▶ _AIM_:
Give the entries again, word for word.

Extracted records
## BEGIN
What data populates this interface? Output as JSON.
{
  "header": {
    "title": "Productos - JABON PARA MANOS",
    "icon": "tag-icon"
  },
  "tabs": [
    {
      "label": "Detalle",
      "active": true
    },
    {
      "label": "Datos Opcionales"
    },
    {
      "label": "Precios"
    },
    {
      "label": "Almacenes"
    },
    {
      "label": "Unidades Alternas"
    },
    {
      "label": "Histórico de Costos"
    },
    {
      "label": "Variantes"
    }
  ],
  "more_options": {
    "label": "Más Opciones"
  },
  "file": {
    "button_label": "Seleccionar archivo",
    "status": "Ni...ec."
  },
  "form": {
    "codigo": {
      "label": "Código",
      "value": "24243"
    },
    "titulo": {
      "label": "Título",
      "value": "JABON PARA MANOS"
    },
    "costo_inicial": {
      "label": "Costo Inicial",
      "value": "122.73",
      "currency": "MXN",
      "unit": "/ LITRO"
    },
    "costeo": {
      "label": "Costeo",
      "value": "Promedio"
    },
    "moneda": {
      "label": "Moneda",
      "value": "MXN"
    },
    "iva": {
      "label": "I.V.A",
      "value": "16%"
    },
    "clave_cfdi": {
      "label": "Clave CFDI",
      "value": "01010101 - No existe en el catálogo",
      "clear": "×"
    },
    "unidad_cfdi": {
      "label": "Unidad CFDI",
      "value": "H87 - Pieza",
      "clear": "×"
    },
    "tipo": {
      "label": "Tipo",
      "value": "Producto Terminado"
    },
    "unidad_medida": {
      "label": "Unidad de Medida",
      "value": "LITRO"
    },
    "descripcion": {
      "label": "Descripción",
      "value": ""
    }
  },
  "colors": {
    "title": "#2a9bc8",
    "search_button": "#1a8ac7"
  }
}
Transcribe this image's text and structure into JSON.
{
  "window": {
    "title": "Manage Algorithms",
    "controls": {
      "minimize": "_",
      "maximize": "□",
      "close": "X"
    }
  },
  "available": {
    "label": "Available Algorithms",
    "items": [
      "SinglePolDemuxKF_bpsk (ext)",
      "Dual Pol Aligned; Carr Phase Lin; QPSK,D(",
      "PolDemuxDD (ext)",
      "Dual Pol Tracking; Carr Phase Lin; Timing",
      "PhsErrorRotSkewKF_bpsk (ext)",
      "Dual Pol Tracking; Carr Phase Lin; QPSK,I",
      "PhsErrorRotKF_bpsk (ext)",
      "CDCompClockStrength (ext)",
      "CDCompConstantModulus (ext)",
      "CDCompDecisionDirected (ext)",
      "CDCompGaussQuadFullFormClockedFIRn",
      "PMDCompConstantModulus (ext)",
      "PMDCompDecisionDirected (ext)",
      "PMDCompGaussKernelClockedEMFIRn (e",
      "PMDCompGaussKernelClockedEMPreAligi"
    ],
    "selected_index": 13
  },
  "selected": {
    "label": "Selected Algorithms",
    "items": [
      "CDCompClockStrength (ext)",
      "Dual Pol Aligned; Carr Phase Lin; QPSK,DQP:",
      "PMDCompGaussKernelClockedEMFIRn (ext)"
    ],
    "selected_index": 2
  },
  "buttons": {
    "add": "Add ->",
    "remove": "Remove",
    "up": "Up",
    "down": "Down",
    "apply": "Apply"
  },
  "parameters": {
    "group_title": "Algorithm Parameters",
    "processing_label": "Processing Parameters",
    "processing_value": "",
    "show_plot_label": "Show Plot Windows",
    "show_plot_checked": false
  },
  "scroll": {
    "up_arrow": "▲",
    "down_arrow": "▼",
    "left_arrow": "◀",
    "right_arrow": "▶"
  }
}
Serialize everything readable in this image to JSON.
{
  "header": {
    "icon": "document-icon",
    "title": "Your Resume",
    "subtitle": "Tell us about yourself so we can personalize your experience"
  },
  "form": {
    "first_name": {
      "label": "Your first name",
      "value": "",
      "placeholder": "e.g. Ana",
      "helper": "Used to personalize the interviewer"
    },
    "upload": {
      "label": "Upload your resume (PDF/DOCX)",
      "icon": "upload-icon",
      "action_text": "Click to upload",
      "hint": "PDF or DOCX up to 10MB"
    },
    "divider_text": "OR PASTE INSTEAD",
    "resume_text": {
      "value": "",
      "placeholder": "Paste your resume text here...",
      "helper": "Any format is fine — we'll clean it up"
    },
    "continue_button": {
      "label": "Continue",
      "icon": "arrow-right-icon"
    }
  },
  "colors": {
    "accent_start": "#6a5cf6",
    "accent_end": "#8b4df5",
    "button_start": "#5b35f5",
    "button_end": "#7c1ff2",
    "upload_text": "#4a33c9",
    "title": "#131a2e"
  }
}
## END
▶ _EXERCISE RESPONSE_:
What data populates this interface? Output as JSON.
{
  "header": {
    "title": "Productos - JABON PARA MANOS",
    "icon": "tag-icon"
  },
  "tabs": [
    {
      "label": "Detalle",
      "active": true
    },
    {
      "label": "Datos Opcionales"
    },
    {
      "label": "Precios"
    },
    {
      "label": "Almacenes"
    },
    {
      "label": "Unidades Alternas"
    },
    {
      "label": "Histórico de Costos"
    },
    {
      "label": "Variantes"
    }
  ],
  "more_options": {
    "label": "Más Opciones"
  },
  "file": {
    "button_label": "Seleccionar archivo",
    "status": "Ni...ec."
  },
  "form": {
    "codigo": {
      "label": "Código",
      "value": "24243"
    },
    "titulo": {
      "label": "Título",
      "value": "JABON PARA MANOS"
    },
    "costo_inicial": {
      "label": "Costo Inicial",
      "value": "122.73",
      "currency": "MXN",
      "unit": "/ LITRO"
    },
    "costeo": {
      "label": "Costeo",
      "value": "Promedio"
    },
    "moneda": {
      "label": "Moneda",
      "value": "MXN"
    },
    "iva": {
      "label": "I.V.A",
      "value": "16%"
    },
    "clave_cfdi": {
      "label": "Clave CFDI",
      "value": "01010101 - No existe en el catálogo",
      "clear": "×"
    },
    "unidad_cfdi": {
      "label": "Unidad CFDI",
      "value": "H87 - Pieza",
      "clear": "×"
    },
    "tipo": {
      "label": "Tipo",
      "value": "Producto Terminado"
    },
    "unidad_medida": {
      "label": "Unidad de Medida",
      "value": "LITRO"
    },
    "descripcion": {
      "label": "Descripción",
      "value": ""
    }
  },
  "colors": {
    "title": "#2a9bc8",
    "search_button": "#1a8ac7"
  }
}
Transcribe this image's text and structure into JSON.
{
  "window": {
    "title": "Manage Algorithms",
    "controls": {
      "minimize": "_",
      "maximize": "□",
      "close": "X"
    }
  },
  "available": {
    "label": "Available Algorithms",
    "items": [
      "SinglePolDemuxKF_bpsk (ext)",
      "Dual Pol Aligned; Carr Phase Lin; QPSK,D(",
      "PolDemuxDD (ext)",
      "Dual Pol Tracking; Carr Phase Lin; Timing",
      "PhsErrorRotSkewKF_bpsk (ext)",
      "Dual Pol Tracking; Carr Phase Lin; QPSK,I",
      "PhsErrorRotKF_bpsk (ext)",
      "CDCompClockStrength (ext)",
      "CDCompConstantModulus (ext)",
      "CDCompDecisionDirected (ext)",
      "CDCompGaussQuadFullFormClockedFIRn",
      "PMDCompConstantModulus (ext)",
      "PMDCompDecisionDirected (ext)",
      "PMDCompGaussKernelClockedEMFIRn (e",
      "PMDCompGaussKernelClockedEMPreAligi"
    ],
    "selected_index": 13
  },
  "selected": {
    "label": "Selected Algorithms",
    "items": [
      "CDCompClockStrength (ext)",
      "Dual Pol Aligned; Carr Phase Lin; QPSK,DQP:",
      "PMDCompGaussKernelClockedEMFIRn (ext)"
    ],
    "selected_index": 2
  },
  "buttons": {
    "add": "Add ->",
    "remove": "Remove",
    "up": "Up",
    "down": "Down",
    "apply": "Apply"
  },
  "parameters": {
    "group_title": "Algorithm Parameters",
    "processing_label": "Processing Parameters",
    "processing_value": "",
    "show_plot_label": "Show Plot Windows",
    "show_plot_checked": false
  },
  "scroll": {
    "up_arrow": "▲",
    "down_arrow": "▼",
    "left_arrow": "◀",
    "right_arrow": "▶"
  }
}
Serialize everything readable in this image to JSON.
{
  "header": {
    "icon": "document-icon",
    "title": "Your Resume",
    "subtitle": "Tell us about yourself so we can personalize your experience"
  },
  "form": {
    "first_name": {
      "label": "Your first name",
      "value": "",
      "placeholder": "e.g. Ana",
      "helper": "Used to personalize the interviewer"
    },
    "upload": {
      "label": "Upload your resume (PDF/DOCX)",
      "icon": "upload-icon",
      "action_text": "Click to upload",
      "hint": "PDF or DOCX up to 10MB"
    },
    "divider_text": "OR PASTE INSTEAD",
    "resume_text": {
      "value": "",
      "placeholder": "Paste your resume text here...",
      "helper": "Any format is fine — we'll clean it up"
    },
    "continue_button": {
      "label": "Continue",
      "icon": "arrow-right-icon"
    }
  },
  "colors": {
    "accent_start": "#6a5cf6",
    "accent_end": "#8b4df5",
    "button_start": "#5b35f5",
    "button_end": "#7c1ff2",
    "upload_text": "#4a33c9",
    "title": "#131a2e"
  }
}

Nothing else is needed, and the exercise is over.